WHAT THE TASK ASKS :: What is the count of lines that hold the word "solid"? Give only the number.

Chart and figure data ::
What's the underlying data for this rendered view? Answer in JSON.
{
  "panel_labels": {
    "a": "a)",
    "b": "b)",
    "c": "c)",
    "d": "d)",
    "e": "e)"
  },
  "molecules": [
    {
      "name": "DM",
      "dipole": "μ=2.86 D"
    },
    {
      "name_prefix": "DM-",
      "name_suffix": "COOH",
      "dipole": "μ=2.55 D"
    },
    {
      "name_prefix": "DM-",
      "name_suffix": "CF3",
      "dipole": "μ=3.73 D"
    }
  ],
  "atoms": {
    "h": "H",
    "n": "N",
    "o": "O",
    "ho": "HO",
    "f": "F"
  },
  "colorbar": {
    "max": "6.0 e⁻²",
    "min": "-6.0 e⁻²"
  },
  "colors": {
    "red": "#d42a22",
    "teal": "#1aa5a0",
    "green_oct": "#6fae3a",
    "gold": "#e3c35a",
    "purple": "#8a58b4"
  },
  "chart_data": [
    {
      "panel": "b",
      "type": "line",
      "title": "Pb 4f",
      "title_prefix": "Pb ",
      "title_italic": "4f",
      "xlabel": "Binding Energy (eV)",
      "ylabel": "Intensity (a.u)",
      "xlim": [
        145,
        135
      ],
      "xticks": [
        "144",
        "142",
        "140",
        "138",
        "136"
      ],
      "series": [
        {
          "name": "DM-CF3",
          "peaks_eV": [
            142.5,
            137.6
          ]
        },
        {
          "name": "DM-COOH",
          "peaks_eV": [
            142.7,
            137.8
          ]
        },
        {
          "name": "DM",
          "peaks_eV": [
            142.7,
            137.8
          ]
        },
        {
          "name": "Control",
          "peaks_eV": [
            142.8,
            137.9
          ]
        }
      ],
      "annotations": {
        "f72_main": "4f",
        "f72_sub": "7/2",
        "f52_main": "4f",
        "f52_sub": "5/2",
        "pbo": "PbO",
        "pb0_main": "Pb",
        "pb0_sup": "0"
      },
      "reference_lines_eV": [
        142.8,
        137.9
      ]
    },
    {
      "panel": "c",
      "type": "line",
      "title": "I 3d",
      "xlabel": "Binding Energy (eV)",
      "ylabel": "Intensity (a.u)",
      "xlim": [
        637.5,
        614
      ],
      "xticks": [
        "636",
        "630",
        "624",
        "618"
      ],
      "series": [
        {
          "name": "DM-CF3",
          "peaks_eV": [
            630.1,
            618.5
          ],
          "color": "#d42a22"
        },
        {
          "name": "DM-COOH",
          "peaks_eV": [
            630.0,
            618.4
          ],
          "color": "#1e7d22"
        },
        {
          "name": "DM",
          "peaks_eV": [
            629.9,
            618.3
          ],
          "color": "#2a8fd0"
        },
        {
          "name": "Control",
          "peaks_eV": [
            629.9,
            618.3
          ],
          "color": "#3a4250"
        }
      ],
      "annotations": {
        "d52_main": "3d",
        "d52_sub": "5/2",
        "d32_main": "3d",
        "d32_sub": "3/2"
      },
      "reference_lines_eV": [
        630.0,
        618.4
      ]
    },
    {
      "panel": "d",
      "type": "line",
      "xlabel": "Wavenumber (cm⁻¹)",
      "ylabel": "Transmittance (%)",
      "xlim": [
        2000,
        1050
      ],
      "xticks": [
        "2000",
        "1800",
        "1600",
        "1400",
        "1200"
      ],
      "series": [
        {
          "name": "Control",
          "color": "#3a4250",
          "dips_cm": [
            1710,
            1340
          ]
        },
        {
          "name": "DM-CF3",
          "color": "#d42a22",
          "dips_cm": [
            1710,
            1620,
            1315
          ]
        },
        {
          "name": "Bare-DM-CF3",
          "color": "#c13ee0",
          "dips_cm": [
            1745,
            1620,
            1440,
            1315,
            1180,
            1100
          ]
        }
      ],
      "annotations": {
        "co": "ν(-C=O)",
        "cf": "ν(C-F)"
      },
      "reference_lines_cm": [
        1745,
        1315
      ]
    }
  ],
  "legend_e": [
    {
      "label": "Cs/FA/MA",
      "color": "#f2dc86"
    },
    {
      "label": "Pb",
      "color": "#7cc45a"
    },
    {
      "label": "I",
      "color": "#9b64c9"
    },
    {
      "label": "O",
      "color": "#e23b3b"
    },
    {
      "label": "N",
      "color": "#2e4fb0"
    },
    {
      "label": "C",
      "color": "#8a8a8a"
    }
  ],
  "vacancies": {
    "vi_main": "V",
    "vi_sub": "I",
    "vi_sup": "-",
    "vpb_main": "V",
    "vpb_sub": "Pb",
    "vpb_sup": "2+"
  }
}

* * *

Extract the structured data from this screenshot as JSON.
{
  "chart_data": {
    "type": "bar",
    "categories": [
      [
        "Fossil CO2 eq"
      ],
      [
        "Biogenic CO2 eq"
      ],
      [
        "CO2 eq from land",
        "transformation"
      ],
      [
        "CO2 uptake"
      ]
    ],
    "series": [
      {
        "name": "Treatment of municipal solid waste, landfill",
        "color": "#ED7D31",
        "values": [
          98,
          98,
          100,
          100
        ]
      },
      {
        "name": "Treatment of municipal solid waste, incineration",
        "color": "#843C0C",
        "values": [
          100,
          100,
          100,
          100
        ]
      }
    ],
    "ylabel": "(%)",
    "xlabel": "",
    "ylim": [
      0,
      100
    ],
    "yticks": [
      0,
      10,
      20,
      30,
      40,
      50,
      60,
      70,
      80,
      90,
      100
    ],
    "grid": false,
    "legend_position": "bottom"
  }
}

* * *

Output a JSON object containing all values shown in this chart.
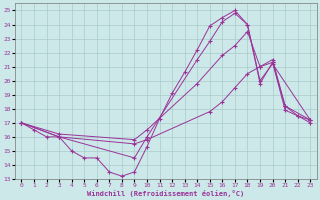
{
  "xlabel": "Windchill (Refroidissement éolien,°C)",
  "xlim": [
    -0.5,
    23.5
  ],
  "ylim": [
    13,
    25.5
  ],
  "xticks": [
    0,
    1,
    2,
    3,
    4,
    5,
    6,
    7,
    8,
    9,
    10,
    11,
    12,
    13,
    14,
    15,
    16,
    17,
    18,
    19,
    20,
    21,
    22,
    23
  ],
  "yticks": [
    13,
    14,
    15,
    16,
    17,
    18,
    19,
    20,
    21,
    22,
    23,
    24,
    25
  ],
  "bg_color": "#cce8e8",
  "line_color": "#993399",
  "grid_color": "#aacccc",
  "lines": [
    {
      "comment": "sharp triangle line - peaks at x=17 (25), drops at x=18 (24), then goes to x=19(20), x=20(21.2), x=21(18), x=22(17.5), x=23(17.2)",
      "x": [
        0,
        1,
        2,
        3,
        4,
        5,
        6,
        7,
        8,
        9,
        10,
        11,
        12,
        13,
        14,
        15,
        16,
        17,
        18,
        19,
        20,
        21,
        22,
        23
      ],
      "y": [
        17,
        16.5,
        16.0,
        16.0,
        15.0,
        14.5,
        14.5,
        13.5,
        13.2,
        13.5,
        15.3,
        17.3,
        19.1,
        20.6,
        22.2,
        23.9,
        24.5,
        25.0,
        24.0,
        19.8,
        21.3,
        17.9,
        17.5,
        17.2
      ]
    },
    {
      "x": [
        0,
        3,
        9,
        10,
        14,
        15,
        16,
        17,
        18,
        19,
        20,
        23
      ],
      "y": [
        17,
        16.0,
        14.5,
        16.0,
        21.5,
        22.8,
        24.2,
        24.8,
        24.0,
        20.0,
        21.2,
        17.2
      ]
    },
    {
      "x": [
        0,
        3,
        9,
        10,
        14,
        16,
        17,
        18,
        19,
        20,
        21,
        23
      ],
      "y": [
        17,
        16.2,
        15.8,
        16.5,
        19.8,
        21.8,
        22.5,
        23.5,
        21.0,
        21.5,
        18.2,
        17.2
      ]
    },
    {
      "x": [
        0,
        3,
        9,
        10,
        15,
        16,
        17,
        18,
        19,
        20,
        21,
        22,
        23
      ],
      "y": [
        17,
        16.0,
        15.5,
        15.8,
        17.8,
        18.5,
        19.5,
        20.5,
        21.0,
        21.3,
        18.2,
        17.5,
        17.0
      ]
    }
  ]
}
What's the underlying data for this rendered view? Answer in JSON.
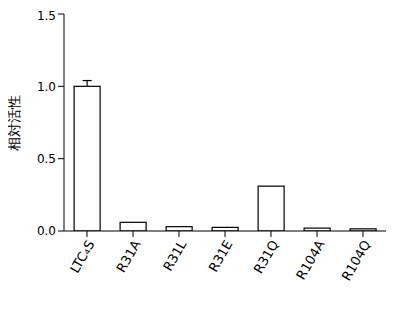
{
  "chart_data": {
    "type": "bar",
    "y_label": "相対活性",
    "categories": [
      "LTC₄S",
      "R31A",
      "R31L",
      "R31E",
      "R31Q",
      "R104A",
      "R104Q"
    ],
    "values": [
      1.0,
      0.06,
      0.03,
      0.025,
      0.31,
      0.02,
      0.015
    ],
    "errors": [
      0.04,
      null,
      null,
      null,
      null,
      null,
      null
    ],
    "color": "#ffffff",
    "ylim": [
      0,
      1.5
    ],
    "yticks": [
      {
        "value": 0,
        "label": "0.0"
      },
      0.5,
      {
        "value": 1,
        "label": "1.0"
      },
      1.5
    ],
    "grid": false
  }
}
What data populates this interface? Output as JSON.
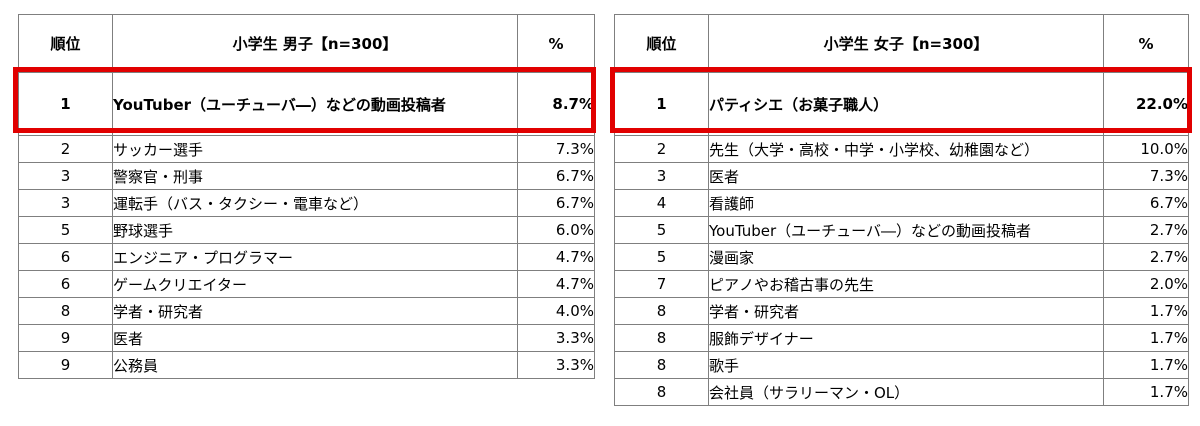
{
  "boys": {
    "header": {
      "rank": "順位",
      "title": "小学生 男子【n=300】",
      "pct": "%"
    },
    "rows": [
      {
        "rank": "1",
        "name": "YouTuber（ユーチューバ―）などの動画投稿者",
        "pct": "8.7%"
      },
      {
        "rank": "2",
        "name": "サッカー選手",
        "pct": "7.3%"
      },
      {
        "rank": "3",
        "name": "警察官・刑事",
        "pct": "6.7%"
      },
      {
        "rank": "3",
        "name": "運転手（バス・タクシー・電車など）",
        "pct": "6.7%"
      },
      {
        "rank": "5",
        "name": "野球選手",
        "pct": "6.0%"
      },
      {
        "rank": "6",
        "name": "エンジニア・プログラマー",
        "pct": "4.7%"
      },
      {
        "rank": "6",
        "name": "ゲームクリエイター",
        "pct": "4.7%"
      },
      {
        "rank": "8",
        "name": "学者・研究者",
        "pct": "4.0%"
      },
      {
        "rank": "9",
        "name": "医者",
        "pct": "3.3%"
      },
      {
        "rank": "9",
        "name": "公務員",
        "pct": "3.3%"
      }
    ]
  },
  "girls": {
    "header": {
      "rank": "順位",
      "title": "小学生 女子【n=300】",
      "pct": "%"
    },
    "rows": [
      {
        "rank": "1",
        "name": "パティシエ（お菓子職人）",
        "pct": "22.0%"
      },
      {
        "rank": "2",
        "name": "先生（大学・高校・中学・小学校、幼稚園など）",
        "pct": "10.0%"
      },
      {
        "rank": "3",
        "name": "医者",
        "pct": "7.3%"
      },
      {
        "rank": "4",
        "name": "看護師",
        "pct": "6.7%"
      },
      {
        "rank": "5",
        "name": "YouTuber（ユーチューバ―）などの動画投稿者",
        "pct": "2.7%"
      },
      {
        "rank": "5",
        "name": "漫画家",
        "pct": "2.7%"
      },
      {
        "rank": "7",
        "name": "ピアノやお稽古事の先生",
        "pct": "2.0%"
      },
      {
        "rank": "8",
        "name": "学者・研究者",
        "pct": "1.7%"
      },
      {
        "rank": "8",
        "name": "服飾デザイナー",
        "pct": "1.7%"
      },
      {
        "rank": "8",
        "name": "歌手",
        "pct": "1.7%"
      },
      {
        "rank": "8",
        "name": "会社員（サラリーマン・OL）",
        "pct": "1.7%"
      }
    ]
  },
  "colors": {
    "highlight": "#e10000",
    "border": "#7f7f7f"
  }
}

RESPONSE TO THE EXERCISE :: 2